[Dataset excerpt]
○ ○ ○
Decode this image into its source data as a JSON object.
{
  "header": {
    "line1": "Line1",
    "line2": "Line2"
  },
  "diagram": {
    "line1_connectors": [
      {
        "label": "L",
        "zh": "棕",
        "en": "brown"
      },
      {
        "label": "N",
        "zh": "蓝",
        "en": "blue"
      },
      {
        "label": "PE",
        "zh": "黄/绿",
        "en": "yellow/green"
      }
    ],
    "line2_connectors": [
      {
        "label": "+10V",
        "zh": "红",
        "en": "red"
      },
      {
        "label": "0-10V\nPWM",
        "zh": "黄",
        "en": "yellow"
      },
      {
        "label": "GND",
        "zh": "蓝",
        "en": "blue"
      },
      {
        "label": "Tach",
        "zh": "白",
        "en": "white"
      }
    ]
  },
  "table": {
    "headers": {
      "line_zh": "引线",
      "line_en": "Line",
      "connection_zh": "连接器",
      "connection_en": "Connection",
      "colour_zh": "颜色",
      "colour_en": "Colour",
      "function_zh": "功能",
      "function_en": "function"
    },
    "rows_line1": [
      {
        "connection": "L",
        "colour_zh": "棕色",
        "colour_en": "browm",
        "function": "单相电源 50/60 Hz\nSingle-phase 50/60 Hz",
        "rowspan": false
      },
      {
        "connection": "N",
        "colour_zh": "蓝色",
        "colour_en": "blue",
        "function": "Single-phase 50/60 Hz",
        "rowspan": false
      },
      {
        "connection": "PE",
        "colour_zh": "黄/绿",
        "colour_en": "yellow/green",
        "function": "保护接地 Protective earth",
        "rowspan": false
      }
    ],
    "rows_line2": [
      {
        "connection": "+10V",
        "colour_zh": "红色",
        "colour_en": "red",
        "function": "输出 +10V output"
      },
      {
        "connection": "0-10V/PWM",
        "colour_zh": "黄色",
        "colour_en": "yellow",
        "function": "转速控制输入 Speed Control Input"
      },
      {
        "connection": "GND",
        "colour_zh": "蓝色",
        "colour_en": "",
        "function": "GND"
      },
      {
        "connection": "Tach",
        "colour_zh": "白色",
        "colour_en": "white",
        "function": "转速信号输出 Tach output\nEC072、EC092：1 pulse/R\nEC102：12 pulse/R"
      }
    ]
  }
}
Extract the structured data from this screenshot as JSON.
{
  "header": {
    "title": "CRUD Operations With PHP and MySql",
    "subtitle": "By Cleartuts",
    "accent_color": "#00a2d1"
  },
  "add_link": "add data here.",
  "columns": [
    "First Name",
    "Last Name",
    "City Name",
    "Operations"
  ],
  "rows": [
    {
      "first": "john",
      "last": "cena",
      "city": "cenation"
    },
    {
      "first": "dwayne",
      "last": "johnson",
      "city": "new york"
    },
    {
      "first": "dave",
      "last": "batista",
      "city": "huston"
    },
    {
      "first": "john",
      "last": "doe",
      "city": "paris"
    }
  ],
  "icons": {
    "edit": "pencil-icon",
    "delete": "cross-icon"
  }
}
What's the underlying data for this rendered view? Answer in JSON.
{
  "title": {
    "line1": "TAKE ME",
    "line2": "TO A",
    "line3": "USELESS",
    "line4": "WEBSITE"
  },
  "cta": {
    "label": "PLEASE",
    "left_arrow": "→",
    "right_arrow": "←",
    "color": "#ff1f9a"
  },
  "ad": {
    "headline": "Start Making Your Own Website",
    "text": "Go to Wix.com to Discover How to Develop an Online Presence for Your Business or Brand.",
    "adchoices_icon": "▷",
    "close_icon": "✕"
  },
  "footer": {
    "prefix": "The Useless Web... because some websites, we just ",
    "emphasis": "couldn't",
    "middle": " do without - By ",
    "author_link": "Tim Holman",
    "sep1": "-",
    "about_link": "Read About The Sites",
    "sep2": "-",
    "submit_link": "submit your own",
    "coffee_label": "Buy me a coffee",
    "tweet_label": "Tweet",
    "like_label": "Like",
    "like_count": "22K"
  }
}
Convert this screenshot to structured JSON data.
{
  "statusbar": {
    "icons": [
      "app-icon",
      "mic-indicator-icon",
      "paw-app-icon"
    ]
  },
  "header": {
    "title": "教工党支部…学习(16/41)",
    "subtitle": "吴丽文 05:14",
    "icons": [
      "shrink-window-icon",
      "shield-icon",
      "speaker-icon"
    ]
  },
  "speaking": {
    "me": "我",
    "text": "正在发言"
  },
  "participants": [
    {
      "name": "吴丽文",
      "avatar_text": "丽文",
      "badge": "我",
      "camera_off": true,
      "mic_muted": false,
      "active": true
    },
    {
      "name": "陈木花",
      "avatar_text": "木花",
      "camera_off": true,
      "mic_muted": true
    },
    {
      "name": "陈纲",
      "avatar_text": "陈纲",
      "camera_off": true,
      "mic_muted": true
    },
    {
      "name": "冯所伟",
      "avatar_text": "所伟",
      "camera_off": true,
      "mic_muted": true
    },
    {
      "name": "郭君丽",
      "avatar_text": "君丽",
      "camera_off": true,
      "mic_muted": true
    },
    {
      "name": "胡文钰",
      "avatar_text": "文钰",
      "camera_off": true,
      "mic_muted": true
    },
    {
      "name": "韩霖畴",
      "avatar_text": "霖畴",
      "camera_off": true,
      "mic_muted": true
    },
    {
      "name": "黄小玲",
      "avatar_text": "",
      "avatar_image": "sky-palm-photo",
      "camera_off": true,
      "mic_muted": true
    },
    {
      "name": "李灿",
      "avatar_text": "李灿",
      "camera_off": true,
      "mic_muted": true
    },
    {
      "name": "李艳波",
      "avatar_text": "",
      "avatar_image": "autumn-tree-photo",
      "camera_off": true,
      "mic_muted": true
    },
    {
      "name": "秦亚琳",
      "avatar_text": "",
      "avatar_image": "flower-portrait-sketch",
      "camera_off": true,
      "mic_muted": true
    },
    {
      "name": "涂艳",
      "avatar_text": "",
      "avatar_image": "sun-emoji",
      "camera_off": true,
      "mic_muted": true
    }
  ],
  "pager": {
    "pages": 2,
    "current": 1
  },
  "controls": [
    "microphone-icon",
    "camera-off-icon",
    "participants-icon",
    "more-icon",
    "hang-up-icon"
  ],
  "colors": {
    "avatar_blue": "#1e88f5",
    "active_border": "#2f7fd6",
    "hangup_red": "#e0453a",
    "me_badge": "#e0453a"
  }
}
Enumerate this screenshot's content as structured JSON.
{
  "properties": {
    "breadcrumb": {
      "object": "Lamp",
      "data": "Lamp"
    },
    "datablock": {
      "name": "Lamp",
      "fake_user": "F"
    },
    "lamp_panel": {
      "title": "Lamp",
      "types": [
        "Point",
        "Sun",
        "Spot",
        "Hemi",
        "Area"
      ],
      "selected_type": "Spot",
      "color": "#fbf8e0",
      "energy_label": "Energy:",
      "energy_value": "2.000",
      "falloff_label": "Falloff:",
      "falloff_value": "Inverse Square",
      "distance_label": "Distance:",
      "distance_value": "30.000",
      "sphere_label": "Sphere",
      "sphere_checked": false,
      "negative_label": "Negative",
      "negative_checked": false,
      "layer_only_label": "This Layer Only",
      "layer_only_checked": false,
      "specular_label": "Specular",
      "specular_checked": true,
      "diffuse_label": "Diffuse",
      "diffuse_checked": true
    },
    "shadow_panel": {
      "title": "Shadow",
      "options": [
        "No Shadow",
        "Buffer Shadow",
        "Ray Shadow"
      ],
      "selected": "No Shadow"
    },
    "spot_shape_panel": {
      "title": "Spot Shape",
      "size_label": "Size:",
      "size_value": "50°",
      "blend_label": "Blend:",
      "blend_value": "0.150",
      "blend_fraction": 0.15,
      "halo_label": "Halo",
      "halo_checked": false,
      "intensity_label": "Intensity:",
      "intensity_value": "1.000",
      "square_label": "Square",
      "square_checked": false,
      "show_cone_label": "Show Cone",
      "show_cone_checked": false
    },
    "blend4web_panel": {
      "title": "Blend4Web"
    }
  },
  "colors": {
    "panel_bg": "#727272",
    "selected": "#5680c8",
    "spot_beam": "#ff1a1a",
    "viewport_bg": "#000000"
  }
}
○ ○ ○
### EXERCISE
Your task is to gather all lines from the entries above that hold the word "Operations".

### COMPLETE ANSWER
    "title": "CRUD Operations With PHP and MySql",
    "Operations"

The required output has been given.